>> start
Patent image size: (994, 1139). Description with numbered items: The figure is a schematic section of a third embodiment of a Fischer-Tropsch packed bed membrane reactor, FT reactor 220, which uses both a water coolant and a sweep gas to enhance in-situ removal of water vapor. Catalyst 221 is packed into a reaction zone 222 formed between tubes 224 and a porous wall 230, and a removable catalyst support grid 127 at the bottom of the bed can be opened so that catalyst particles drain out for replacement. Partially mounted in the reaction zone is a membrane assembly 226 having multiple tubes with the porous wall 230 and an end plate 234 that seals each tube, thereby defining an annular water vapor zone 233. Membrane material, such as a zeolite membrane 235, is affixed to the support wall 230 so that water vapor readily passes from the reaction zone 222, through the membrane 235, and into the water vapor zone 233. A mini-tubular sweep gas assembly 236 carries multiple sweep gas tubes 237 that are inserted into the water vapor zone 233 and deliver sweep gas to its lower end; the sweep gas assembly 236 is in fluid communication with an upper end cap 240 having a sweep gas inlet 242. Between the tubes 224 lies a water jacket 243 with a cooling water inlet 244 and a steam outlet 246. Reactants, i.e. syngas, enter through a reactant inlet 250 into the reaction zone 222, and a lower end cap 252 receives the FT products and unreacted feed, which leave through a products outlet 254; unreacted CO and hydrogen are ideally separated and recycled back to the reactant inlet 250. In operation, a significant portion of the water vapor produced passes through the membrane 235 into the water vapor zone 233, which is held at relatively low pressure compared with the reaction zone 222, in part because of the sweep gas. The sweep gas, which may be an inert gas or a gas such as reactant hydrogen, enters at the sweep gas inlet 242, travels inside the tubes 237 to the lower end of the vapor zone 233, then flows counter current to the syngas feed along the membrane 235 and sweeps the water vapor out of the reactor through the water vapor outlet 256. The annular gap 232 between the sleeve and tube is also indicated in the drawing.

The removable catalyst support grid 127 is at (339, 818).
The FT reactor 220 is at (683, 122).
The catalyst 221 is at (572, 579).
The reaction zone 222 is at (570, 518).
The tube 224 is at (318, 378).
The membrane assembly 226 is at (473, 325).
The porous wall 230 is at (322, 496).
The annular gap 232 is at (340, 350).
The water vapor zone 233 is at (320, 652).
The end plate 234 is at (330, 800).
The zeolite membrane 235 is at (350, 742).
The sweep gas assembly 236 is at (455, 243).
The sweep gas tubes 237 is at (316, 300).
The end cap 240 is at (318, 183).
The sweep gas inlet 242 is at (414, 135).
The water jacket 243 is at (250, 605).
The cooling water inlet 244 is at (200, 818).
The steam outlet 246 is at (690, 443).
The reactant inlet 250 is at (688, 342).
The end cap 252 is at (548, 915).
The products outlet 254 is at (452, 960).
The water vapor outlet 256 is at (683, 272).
>> end
>> start
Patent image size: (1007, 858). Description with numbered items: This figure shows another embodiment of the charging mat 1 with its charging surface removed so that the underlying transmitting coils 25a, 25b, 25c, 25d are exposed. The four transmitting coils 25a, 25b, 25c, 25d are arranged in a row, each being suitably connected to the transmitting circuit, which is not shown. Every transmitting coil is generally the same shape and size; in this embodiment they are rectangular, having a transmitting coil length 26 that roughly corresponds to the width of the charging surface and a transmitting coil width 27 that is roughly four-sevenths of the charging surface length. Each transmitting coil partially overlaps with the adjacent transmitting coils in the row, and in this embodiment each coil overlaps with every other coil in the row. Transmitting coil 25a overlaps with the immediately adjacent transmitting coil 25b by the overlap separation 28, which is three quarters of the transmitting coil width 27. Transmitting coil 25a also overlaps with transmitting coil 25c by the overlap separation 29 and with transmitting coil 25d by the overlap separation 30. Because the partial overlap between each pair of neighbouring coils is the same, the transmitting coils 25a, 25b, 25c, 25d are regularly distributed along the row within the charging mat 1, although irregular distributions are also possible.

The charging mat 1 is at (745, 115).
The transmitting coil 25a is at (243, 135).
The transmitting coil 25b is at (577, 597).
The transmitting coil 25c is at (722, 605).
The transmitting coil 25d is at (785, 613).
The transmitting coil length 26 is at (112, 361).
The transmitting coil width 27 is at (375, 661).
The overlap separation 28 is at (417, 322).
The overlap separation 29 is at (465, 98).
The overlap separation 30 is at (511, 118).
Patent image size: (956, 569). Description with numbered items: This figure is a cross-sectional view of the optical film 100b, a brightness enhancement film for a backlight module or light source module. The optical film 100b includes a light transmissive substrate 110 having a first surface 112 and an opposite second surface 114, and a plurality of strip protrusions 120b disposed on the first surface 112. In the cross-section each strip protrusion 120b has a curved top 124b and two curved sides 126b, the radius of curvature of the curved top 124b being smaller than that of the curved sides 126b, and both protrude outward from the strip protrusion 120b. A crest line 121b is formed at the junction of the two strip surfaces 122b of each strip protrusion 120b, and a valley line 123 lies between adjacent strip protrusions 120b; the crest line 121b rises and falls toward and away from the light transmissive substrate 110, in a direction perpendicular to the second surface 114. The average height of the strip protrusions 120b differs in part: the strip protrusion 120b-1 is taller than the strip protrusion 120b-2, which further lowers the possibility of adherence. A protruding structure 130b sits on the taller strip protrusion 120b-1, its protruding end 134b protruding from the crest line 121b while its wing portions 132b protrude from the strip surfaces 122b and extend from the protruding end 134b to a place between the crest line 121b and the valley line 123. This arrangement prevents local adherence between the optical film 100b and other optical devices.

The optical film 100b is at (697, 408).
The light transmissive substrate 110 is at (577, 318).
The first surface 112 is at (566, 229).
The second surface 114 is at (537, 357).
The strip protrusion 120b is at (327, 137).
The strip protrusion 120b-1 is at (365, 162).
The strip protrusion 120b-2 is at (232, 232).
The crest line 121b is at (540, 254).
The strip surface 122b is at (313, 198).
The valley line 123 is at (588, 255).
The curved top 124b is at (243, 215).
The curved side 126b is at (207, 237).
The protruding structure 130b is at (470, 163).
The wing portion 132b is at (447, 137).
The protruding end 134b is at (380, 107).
>> end
>> start
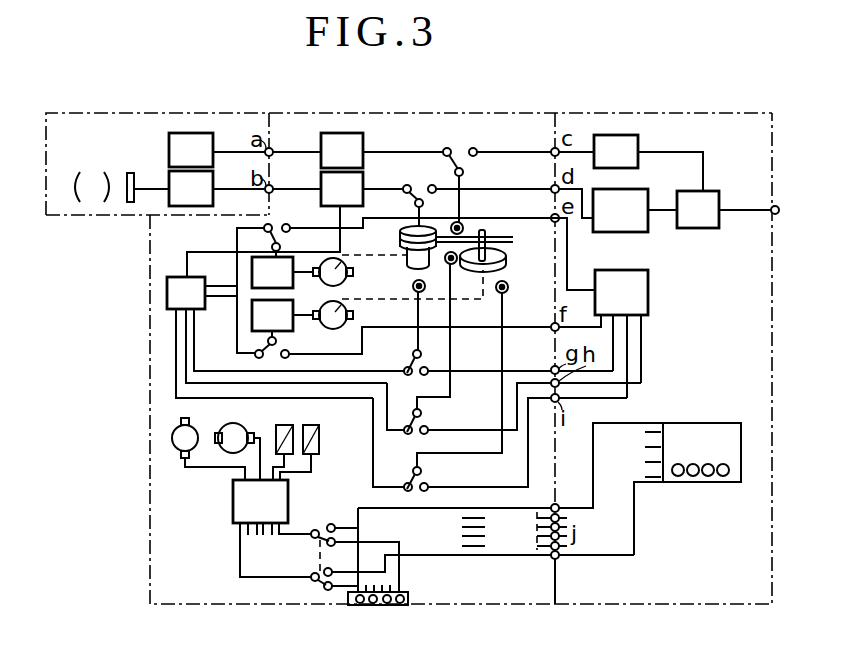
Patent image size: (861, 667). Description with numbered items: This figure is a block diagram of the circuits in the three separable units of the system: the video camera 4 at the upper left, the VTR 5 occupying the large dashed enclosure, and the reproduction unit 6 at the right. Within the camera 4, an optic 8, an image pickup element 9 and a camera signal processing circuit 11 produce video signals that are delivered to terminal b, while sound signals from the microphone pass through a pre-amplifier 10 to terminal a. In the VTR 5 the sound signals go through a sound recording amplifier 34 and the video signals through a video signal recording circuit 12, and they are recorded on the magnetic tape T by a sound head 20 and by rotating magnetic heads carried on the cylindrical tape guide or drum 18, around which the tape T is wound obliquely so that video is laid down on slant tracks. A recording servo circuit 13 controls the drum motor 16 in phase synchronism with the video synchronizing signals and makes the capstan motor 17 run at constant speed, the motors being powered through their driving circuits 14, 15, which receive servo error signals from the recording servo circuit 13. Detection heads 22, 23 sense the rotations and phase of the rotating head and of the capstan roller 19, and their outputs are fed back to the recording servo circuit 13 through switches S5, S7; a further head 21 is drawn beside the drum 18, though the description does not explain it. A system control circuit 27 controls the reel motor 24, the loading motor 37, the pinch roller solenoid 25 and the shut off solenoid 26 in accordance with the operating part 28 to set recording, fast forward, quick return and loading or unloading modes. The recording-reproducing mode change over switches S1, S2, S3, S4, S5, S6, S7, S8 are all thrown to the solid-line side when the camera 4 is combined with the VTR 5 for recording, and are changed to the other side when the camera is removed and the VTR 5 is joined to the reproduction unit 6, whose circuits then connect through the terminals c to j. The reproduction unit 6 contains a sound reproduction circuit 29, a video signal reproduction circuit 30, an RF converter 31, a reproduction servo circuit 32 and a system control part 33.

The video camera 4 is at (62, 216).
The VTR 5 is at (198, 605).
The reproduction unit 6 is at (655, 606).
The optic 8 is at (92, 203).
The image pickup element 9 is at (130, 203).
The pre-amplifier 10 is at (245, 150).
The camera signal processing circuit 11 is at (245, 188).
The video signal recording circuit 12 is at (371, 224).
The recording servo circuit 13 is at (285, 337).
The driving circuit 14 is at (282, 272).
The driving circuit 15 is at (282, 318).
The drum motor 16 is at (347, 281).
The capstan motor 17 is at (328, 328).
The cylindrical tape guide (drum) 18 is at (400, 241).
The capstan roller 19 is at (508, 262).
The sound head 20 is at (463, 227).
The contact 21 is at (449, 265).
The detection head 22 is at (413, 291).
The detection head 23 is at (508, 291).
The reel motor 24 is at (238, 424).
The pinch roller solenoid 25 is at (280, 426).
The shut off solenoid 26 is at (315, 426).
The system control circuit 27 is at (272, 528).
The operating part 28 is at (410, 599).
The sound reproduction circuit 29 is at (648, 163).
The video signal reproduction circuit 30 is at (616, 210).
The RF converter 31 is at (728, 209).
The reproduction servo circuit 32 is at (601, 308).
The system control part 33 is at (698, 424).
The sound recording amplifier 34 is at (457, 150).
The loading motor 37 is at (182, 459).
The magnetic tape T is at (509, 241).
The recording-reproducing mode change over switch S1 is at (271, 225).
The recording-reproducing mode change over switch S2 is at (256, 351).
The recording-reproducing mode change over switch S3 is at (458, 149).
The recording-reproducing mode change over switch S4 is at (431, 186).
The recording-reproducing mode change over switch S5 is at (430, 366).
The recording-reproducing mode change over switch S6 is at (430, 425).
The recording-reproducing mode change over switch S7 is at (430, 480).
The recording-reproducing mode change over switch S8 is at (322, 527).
>> end
**Given exercise**: Copy out the records verbatim, starting with the line that contains "Patent image size: (1007, 858)." and going on through the line that contains "The overlap separation 30 is at (511, 118).", with both of those lines included.

**Reply**:
Patent image size: (1007, 858). Description with numbered items: This figure shows another embodiment of the charging mat 1 with its charging surface removed so that the underlying transmitting coils 25a, 25b, 25c, 25d are exposed. The four transmitting coils 25a, 25b, 25c, 25d are arranged in a row, each being suitably connected to the transmitting circuit, which is not shown. Every transmitting coil is generally the same shape and size; in this embodiment they are rectangular, having a transmitting coil length 26 that roughly corresponds to the width of the charging surface and a transmitting coil width 27 that is roughly four-sevenths of the charging surface length. Each transmitting coil partially overlaps with the adjacent transmitting coils in the row, and in this embodiment each coil overlaps with every other coil in the row. Transmitting coil 25a overlaps with the immediately adjacent transmitting coil 25b by the overlap separation 28, which is three quarters of the transmitting coil width 27. Transmitting coil 25a also overlaps with transmitting coil 25c by the overlap separation 29 and with transmitting coil 25d by the overlap separation 30. Because the partial overlap between each pair of neighbouring coils is the same, the transmitting coils 25a, 25b, 25c, 25d are regularly distributed along the row within the charging mat 1, although irregular distributions are also possible.

The charging mat 1 is at (745, 115).
The transmitting coil 25a is at (243, 135).
The transmitting coil 25b is at (577, 597).
The transmitting coil 25c is at (722, 605).
The transmitting coil 25d is at (785, 613).
The transmitting coil length 26 is at (112, 361).
The transmitting coil width 27 is at (375, 661).
The overlap separation 28 is at (417, 322).
The overlap separation 29 is at (465, 98).
The overlap separation 30 is at (511, 118).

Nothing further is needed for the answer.